------ TESTO ESTRATTO
Era tale l’impressione che agli occidentali cristiani arrecò la descrizione del paradiso dei maomettani, che l’idea di una vita dopo la morte immersa nei godimenti sensuali, in cui trovò un ruolo fondamentale il cibo, si fece largo nei romanzi e nella narrativa fantasiosa dell’epoca. Manoscritti come “La scala di Maometto”, tradotti in latino, francese e spagnolo, circolavano attorno alla metà del XII secolo di mano in mano. “La scala di maometto” era il racconto dell’ascesa del Profeta ai diversi livelli del paradiso. L’immagine principale, in tutti i livelli del paradiso, era costituita dai giardini, ove in ogni angolo si trovava ogni genere di leccornia che mente umana potesse immaginare. Il fedele, avrebbe potuto assaggiare vini aromatici e colorati in innumerevoli varianti ed anche se non fosse bastato tutto ciò, un albero, su ordinazione, avrebbe potuto offrire 70.000 diverse qualità (avete letto bene!) di pietanze. E non si può, infine, far a meno di ricordare “Il giardino profumato” (o meglio Il giardino profumato per la ricreazione dell’anima) composto nel 1519 da Muhammad an-Nafzawi, verosimilmente uno sceicco tunisino. Sembra che an-Nafzawi, condannato a morte dal suo signore, il sultano Adb al-Aziez Farid, ottenesse da questi la promessa di aver salva la vita solo se avesse scritto qualcosa che risvegliasse i suoi sensi sopiti. Nacque così il primo testo della letteratura erotica araba, in cui, accanto alla precisa descrizione di rapporti sessuali, figurano una serie di prescrizioni igieniche e cosmetiche, nonché una buona quantità di ricette destinate “ad aumentare il vigore nel coito”.
------------
------ DATI FORNITI
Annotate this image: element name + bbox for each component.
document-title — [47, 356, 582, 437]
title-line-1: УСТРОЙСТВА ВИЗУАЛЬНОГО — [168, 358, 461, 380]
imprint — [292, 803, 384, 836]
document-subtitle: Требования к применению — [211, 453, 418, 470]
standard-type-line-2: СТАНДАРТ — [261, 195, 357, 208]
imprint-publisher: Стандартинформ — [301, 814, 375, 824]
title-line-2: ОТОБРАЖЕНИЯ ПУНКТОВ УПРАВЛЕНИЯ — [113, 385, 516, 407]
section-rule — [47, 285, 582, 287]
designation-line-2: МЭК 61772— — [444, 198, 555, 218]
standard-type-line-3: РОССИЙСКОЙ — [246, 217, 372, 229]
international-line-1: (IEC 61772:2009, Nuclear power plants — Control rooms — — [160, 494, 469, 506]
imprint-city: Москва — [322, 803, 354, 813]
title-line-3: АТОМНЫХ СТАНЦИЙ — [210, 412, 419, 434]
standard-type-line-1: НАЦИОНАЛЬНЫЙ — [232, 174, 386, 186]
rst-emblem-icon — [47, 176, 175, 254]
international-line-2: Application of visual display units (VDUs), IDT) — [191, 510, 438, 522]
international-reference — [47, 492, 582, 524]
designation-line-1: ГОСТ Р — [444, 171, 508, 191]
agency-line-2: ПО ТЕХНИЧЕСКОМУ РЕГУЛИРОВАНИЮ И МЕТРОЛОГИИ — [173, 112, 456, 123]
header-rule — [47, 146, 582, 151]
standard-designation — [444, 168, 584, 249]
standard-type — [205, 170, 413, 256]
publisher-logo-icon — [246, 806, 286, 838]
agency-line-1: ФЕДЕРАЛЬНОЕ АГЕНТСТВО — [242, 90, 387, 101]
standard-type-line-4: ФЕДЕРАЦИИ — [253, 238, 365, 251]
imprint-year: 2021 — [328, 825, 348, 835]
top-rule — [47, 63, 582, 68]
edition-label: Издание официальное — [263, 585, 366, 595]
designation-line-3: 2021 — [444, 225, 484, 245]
------------
→ **LE CONSEGNE**:
a: Riporta senza alcuna modifica le righe dell'elenco che vanno dall'inizio fino alla riga con "imprint-publisher: Стандартинформ —", quest'ultima compresa.
b: Prosegui il testo sul cibo nel paradiso islamico e nella letteratura araba, ripartendo subito dopo la sua ultima frase.

→ **RISPOSTE PER CONSEGNA**:
a:
Annotate this image: element name + bbox for each component.
document-title — [47, 356, 582, 437]
title-line-1: УСТРОЙСТВА ВИЗУАЛЬНОГО — [168, 358, 461, 380]
imprint — [292, 803, 384, 836]
document-subtitle: Требования к применению — [211, 453, 418, 470]
standard-type-line-2: СТАНДАРТ — [261, 195, 357, 208]
imprint-publisher: Стандартинформ — [301, 814, 375, 824]

b:
… e dopo tanto parlare ecco una ricetta a base di tahina, miele ed olio di sesamo… ingredienti tipici della cucina islamica.

Crema di cioccolato con tahina

Ingredienti: 150 gr di tahina, 50 gr di miele, 40 gr di olio di sesamo, 50 gr di cioccolato fondente al 60-70% sciolto a bagnomaria, 50 gr di burro ammorbidito.

Mescoliamo la tahina con il miele e l’olio di sesamo. Aggiungiamo il cioccolato sciolto ed infine il burro. Quando la crema risulterà ben amalgamata versiamo nelle coppette e lasciamo in frigo almeno per un’ora.

5 commenti:

Anonimo ha detto...

ΤΕΛΕΙΟ!!!
PERFETTO!!!!

fiordizucca ha detto...

ciao cara. questa crema al cioccolato e tahina é davvero un'idea eccezionale. proveró a replicare. baci

Sandra ha detto...

Fantastica!! Immagino anche il sapore, proprio quello che ci vorrebbe ora...
:)

Anonimo ha detto...

....φαντάσου ένα πρωινο με φρυγανιτσες η ζεστο ψωμακικαι κρεμα σοκολάτα με ταχίνι!!!!!
Σε μια παραλία της ΣΥΡΟΥ η της ΥΔΡΑΣ η της ΚΕΑΣ η οτι προτιμας!!!!
ci vediamo T.A.M.

Anonimo ha detto...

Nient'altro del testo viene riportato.